[start of Extracted material]

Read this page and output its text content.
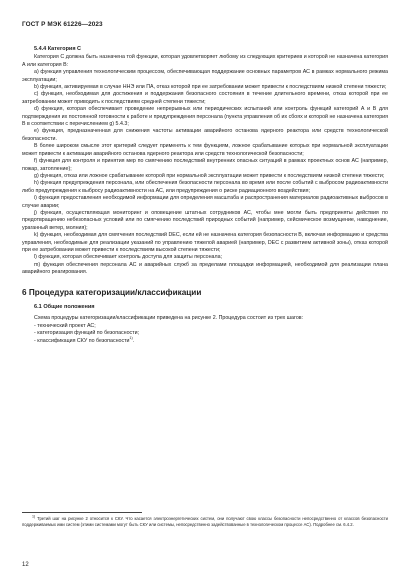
ГОСТ Р МЭК 61226—2023
5.4.4 Категория С

Категория С должна быть назначена той функции, которая удовлетворяет любому из следующих критериев и которой не назначена категория А или категория В:

a) функция управления технологическим процессом, обеспечивающая поддержание основных параметров АС в рамках нормального режима эксплуатации;

b) функция, активируемая в случае ННЭ или ПА, отказ которой при ее затребовании может привести к последствиям низкой степени тяжести;

c) функция, необходимая для достижения и поддержания безопасного состояния в течение длительного времени, отказ которой при ее затребовании может приводить к последствиям средней степени тяжести;

d) функция, которая обеспечивает проведение непрерывных или периодических испытаний или контроль функций категорий А и В для подтверждения их постоянной готовности к работе и предупреждения персонала (пункта управления об их сбоях и которой не назначена категория В в соответствии с перечислением g) 5.4.3;

e) функция, предназначенная для снижения частоты активации аварийного останова ядерного реактора или средств технологической безопасности.

В более широком смысле этот критерий следует применять к тем функциям, ложное срабатывание которых при нормальной эксплуатации может привести к активации аварийного останова ядерного реактора или средств технологической безопасности;

f) функция для контроля и принятия мер по смягчению последствий внутренних опасных ситуаций в рамках проектных основ АС (например, пожар, затопление);

g) функция, отказ или ложное срабатывание которой при нормальной эксплуатации может привести к последствиям низкой степени тяжести;

h) функция предупреждения персонала, или обеспечения безопасности персонала во время или после событий с выбросом радиоактивности либо предупреждения к выбросу радиоактивности на АС, или предупреждения о риске радиационного воздействия;

i) функция предоставления необходимой информации для определения масштаба и распространения материалов радиоактивных выбросов в случае аварии;

j) функция, осуществляющая мониторинг и оповещение штатных сотрудников АС, чтобы мне могли быть предприняты действия по предотвращению небезопасных условий или по смягчению последствий природных событий (например, сейсмическое возмущение, наводнение, ураганный ветер, молния);

k) функция, необходимая для смягчения последствий DEC, если ей не назначена категория безопасности В, включая информацию и средства управления, необходимые для реализации указаний по управлению тяжелой аварией (например, DEC с развитием активной зоны), отказ которой при ее затребовании может привести к последствиям высокой степени тяжести;

l) функция, которая обеспечивает контроль доступа для защиты персонала;

m) функция обеспечения персонала АС и аварийных служб за пределами площадки информацией, необходимой для реализации плана аварийного реагирования.

6 Процедура категоризации/классификации
6.1 Общие положения

Схема процедуры категоризации/классификации приведена на рисунке 2. Процедура состоит из трех шагов:

- технический проект АС;
- категоризация функций по безопасности;
- классификация СКУ по безопасности$^{1)}$.
1) Третий шаг на рисунке 2 относится к СКУ. Что касается электроэнергетических систем, они получают свою классы безопасности непосредственно от классов безопасности поддерживаемых ими систем (этими системами могут быть СКУ или системы, непосредственно задействованные в технологическом процессе АС). Подробнее см. 6.4.2.
12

[end of Extracted material]

(Problem to work on):
From the listing above, print every entry precisely and drop the pictures.

(Output for this task):
Read this page and output its text content.
ГОСТ Р МЭК 61226—2023
5.4.4 Категория С

Категория С должна быть назначена той функции, которая удовлетворяет любому из следующих критериев и которой не назначена категория А или категория В:

a) функция управления технологическим процессом, обеспечивающая поддержание основных параметров АС в рамках нормального режима эксплуатации;

b) функция, активируемая в случае ННЭ или ПА, отказ которой при ее затребовании может привести к последствиям низкой степени тяжести;

c) функция, необходимая для достижения и поддержания безопасного состояния в течение длительного времени, отказ которой при ее затребовании может приводить к последствиям средней степени тяжести;

d) функция, которая обеспечивает проведение непрерывных или периодических испытаний или контроль функций категорий А и В для подтверждения их постоянной готовности к работе и предупреждения персонала (пункта управления об их сбоях и которой не назначена категория В в соответствии с перечислением g) 5.4.3;

e) функция, предназначенная для снижения частоты активации аварийного останова ядерного реактора или средств технологической безопасности.

В более широком смысле этот критерий следует применять к тем функциям, ложное срабатывание которых при нормальной эксплуатации может привести к активации аварийного останова ядерного реактора или средств технологической безопасности;

f) функция для контроля и принятия мер по смягчению последствий внутренних опасных ситуаций в рамках проектных основ АС (например, пожар, затопление);

g) функция, отказ или ложное срабатывание которой при нормальной эксплуатации может привести к последствиям низкой степени тяжести;

h) функция предупреждения персонала, или обеспечения безопасности персонала во время или после событий с выбросом радиоактивности либо предупреждения к выбросу радиоактивности на АС, или предупреждения о риске радиационного воздействия;

i) функция предоставления необходимой информации для определения масштаба и распространения материалов радиоактивных выбросов в случае аварии;

j) функция, осуществляющая мониторинг и оповещение штатных сотрудников АС, чтобы мне могли быть предприняты действия по предотвращению небезопасных условий или по смягчению последствий природных событий (например, сейсмическое возмущение, наводнение, ураганный ветер, молния);

k) функция, необходимая для смягчения последствий DEC, если ей не назначена категория безопасности В, включая информацию и средства управления, необходимые для реализации указаний по управлению тяжелой аварией (например, DEC с развитием активной зоны), отказ которой при ее затребовании может привести к последствиям высокой степени тяжести;

l) функция, которая обеспечивает контроль доступа для защиты персонала;

m) функция обеспечения персонала АС и аварийных служб за пределами площадки информацией, необходимой для реализации плана аварийного реагирования.

6 Процедура категоризации/классификации
6.1 Общие положения

Схема процедуры категоризации/классификации приведена на рисунке 2. Процедура состоит из трех шагов:

- технический проект АС;
- категоризация функций по безопасности;
- классификация СКУ по безопасности$^{1)}$.
1) Третий шаг на рисунке 2 относится к СКУ. Что касается электроэнергетических систем, они получают свою классы безопасности непосредственно от классов безопасности поддерживаемых ими систем (этими системами могут быть СКУ или системы, непосредственно задействованные в технологическом процессе АС). Подробнее см. 6.4.2.
12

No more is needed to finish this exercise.